● What the task requires
In the listing that follows, count every line with the word "Euro" in it and write only the total.

● Records for the task
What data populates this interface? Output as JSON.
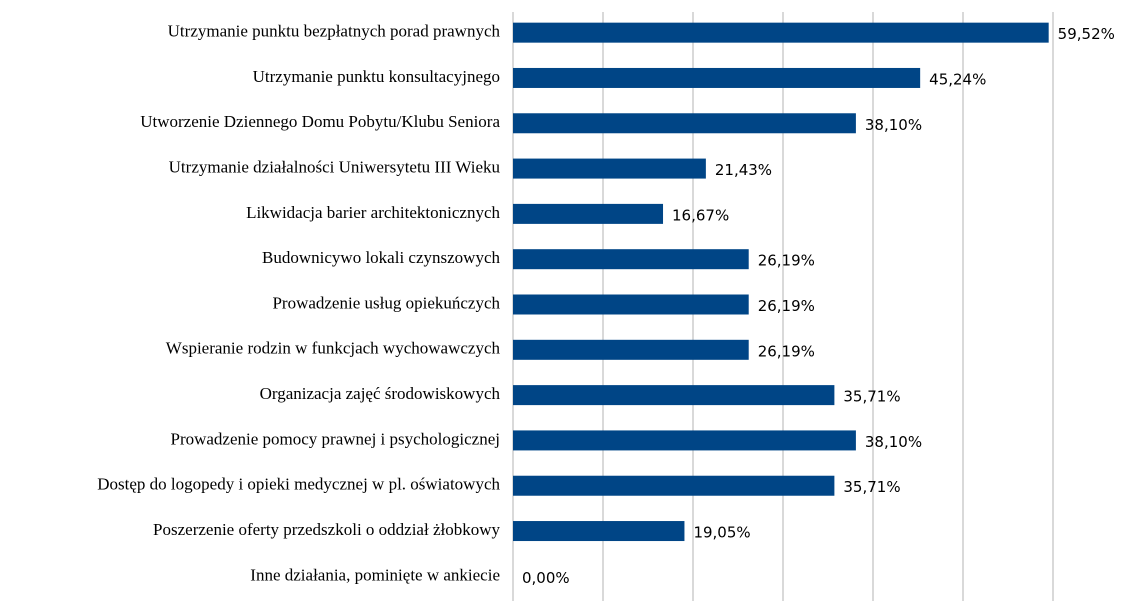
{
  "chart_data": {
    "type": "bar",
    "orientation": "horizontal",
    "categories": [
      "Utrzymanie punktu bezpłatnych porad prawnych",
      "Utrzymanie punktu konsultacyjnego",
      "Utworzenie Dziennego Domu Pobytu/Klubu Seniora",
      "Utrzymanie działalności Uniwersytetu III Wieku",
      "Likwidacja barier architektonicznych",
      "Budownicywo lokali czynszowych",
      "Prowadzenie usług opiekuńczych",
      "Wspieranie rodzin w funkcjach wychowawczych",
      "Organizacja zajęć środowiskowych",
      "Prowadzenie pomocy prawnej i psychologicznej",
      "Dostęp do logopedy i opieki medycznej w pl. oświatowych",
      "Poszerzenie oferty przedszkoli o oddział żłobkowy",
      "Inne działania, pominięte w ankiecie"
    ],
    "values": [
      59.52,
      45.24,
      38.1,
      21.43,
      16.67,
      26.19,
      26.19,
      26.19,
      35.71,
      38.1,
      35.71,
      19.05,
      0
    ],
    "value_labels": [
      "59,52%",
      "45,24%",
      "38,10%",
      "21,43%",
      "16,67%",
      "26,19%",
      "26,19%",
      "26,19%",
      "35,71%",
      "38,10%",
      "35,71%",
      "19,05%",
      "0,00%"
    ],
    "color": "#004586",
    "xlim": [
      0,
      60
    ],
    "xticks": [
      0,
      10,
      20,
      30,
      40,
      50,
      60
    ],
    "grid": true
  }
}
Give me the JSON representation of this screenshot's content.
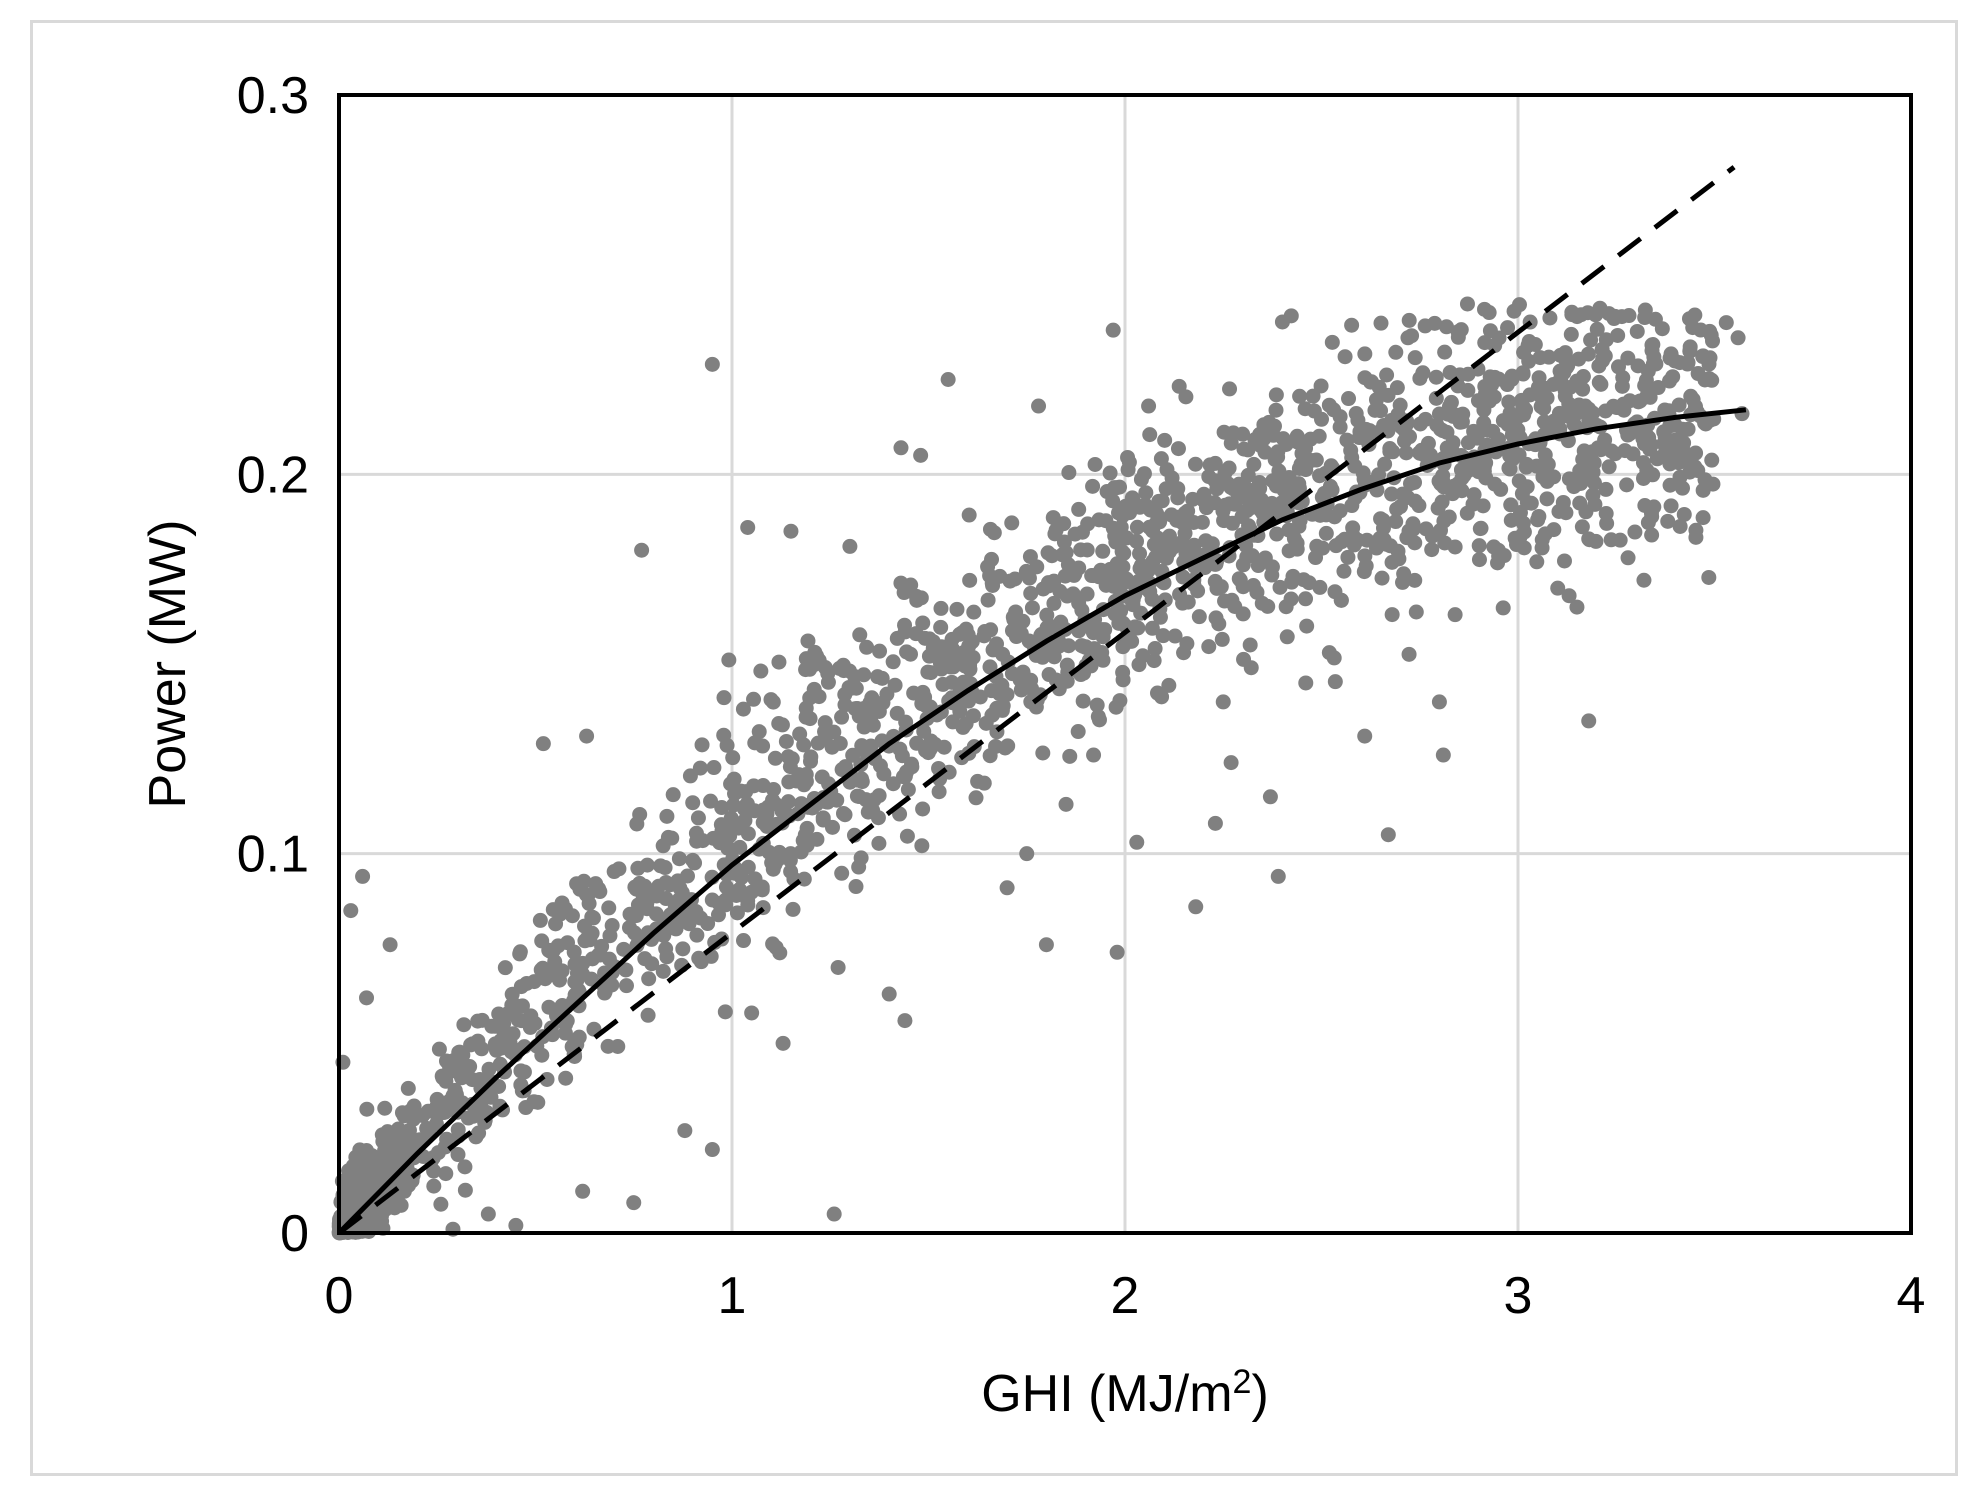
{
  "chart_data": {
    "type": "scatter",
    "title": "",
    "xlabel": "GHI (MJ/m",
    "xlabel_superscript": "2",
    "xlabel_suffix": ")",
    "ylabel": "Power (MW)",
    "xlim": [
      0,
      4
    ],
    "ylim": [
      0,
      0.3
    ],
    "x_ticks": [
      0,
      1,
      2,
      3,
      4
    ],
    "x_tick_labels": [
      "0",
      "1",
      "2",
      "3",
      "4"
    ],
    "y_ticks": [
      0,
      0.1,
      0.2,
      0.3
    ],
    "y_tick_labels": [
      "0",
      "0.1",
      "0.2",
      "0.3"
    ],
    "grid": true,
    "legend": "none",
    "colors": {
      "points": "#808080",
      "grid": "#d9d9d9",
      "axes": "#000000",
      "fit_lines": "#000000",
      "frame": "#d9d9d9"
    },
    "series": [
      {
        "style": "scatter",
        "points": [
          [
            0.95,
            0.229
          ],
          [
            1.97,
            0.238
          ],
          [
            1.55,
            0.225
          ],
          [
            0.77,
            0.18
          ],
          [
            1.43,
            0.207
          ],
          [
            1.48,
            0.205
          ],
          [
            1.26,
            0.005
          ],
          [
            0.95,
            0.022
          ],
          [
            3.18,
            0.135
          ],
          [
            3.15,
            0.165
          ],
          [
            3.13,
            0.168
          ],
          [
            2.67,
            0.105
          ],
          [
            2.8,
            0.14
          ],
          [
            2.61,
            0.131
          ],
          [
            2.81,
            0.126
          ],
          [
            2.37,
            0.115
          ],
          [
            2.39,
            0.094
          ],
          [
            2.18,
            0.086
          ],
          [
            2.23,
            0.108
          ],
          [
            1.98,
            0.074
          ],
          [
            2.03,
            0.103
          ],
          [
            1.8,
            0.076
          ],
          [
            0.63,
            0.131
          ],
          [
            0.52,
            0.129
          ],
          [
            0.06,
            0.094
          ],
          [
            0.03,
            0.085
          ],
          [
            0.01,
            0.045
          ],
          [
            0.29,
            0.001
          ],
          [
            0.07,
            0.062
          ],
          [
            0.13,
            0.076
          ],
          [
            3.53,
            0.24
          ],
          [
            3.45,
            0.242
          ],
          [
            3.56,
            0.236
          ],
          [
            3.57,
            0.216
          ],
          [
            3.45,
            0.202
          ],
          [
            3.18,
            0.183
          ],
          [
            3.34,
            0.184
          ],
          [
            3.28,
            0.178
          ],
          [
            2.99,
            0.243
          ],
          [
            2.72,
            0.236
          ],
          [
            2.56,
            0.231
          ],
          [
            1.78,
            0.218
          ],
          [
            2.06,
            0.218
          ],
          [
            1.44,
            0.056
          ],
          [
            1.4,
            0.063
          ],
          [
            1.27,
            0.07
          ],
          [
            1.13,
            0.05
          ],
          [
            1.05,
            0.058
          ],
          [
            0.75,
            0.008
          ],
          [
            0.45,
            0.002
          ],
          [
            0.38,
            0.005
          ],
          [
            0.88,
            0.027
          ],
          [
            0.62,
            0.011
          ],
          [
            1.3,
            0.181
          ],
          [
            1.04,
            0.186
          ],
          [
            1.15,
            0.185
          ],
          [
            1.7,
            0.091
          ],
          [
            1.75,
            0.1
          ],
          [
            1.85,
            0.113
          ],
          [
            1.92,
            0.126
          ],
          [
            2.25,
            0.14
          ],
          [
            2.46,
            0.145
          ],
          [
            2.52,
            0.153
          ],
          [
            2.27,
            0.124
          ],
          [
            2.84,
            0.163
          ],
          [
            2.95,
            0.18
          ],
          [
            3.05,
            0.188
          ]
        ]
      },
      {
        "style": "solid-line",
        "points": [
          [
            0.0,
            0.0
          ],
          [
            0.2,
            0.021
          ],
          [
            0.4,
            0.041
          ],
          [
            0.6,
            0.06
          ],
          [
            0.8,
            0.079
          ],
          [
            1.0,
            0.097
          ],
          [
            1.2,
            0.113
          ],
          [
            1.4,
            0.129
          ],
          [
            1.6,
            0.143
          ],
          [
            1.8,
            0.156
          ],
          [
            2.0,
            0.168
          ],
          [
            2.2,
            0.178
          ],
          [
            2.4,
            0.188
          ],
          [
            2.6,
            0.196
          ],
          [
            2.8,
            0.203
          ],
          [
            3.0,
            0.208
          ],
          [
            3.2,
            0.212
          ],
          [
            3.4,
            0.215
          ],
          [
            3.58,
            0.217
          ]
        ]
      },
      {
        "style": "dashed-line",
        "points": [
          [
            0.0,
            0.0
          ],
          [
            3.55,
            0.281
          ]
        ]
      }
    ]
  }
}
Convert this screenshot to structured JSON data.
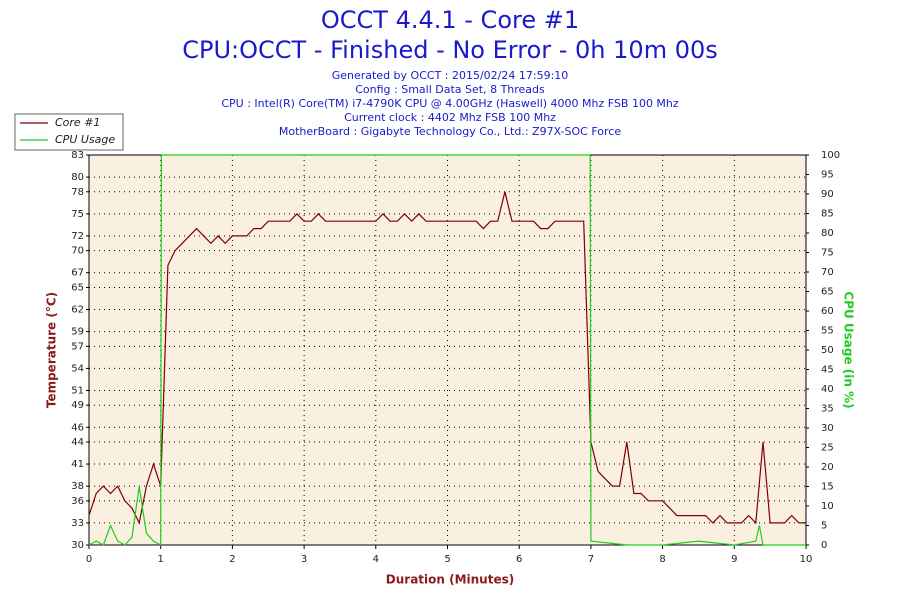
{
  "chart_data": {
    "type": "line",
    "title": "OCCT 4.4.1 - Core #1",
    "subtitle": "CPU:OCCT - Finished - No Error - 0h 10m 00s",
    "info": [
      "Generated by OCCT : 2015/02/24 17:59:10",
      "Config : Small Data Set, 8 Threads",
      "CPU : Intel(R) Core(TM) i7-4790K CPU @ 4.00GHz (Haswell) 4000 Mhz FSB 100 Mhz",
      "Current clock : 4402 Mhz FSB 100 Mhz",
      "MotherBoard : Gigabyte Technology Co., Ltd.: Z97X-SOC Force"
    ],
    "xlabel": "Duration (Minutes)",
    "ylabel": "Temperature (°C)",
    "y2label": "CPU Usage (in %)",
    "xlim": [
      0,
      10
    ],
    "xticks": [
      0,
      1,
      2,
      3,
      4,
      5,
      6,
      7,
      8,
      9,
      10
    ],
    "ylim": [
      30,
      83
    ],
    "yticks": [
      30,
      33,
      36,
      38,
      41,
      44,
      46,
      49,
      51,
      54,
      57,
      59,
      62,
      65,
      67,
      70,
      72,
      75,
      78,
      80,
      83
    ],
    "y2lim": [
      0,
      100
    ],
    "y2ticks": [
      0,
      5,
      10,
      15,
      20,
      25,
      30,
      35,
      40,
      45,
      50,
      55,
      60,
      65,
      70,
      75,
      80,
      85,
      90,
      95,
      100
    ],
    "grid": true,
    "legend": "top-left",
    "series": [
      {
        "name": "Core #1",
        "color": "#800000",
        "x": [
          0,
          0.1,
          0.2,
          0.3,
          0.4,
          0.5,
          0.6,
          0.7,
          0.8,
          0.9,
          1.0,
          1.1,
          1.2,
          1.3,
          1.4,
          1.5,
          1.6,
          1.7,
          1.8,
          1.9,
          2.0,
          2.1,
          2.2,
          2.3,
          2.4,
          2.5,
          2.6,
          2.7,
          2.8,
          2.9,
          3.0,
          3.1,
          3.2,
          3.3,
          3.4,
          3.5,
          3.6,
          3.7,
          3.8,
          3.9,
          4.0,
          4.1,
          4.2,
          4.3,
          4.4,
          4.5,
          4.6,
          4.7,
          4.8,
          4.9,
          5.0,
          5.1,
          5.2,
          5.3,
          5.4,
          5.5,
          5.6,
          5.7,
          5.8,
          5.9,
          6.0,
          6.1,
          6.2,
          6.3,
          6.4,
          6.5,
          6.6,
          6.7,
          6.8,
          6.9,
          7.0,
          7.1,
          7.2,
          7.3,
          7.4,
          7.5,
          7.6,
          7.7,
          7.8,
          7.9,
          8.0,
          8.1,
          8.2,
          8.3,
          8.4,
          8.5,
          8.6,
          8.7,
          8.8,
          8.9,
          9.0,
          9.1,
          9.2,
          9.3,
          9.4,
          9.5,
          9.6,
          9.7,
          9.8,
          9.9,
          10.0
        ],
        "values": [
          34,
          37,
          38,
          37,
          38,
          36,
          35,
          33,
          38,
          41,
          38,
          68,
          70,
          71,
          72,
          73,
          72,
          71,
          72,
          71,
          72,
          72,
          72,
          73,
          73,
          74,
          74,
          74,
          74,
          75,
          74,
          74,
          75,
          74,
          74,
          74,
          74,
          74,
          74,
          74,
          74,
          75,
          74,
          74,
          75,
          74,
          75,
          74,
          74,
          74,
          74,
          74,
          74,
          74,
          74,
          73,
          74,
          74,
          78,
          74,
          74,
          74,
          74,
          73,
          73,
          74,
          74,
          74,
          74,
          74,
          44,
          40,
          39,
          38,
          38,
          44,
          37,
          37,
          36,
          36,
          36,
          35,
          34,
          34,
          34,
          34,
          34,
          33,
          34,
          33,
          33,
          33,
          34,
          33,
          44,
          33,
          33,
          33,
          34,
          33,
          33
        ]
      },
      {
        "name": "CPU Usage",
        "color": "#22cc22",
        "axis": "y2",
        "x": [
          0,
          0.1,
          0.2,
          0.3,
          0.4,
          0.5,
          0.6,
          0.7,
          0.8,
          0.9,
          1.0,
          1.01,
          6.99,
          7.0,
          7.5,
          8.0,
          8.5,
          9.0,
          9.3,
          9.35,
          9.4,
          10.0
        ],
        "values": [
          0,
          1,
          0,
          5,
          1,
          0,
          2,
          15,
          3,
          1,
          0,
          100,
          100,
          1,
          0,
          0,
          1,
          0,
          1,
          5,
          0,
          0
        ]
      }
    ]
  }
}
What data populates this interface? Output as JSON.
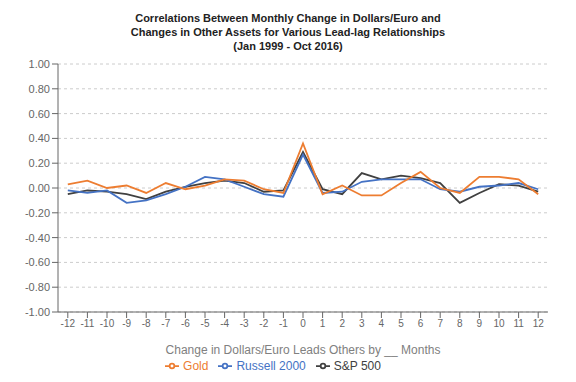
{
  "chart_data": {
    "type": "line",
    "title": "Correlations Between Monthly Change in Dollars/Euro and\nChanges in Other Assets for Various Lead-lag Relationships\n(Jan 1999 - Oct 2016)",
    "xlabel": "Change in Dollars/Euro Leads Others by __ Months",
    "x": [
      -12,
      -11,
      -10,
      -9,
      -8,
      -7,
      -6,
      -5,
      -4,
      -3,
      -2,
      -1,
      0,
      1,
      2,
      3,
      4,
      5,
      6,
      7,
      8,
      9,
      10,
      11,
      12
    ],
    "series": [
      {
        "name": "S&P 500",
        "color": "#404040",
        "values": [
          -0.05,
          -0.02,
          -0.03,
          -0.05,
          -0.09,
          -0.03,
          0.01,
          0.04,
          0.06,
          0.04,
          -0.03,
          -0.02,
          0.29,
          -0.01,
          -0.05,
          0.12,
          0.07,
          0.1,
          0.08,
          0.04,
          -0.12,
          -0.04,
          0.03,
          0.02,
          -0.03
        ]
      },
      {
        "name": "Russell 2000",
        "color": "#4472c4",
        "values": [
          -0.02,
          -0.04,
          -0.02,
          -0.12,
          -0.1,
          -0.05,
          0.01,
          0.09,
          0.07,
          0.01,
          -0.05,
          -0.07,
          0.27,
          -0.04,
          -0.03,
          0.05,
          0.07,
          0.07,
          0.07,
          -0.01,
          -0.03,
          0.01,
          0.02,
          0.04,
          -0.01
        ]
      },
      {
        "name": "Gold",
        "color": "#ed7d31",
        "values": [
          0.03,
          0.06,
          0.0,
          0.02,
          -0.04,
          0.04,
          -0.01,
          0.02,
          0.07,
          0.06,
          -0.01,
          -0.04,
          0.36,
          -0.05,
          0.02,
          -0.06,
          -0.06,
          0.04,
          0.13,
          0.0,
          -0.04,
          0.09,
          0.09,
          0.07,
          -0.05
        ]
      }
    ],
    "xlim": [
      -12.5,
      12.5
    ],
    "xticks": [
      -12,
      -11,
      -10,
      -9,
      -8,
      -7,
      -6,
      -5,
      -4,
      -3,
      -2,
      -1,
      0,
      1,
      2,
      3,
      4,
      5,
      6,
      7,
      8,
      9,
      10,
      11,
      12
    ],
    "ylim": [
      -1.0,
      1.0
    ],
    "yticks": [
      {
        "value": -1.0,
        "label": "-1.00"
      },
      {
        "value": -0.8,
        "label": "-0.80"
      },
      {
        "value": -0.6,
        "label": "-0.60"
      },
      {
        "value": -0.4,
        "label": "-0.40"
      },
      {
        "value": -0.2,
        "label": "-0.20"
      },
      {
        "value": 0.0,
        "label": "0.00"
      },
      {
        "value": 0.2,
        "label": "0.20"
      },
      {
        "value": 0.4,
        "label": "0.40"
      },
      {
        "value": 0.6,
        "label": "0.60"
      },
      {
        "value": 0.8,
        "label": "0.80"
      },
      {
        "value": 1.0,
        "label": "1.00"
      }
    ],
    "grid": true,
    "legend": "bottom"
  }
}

● Exercise solution
2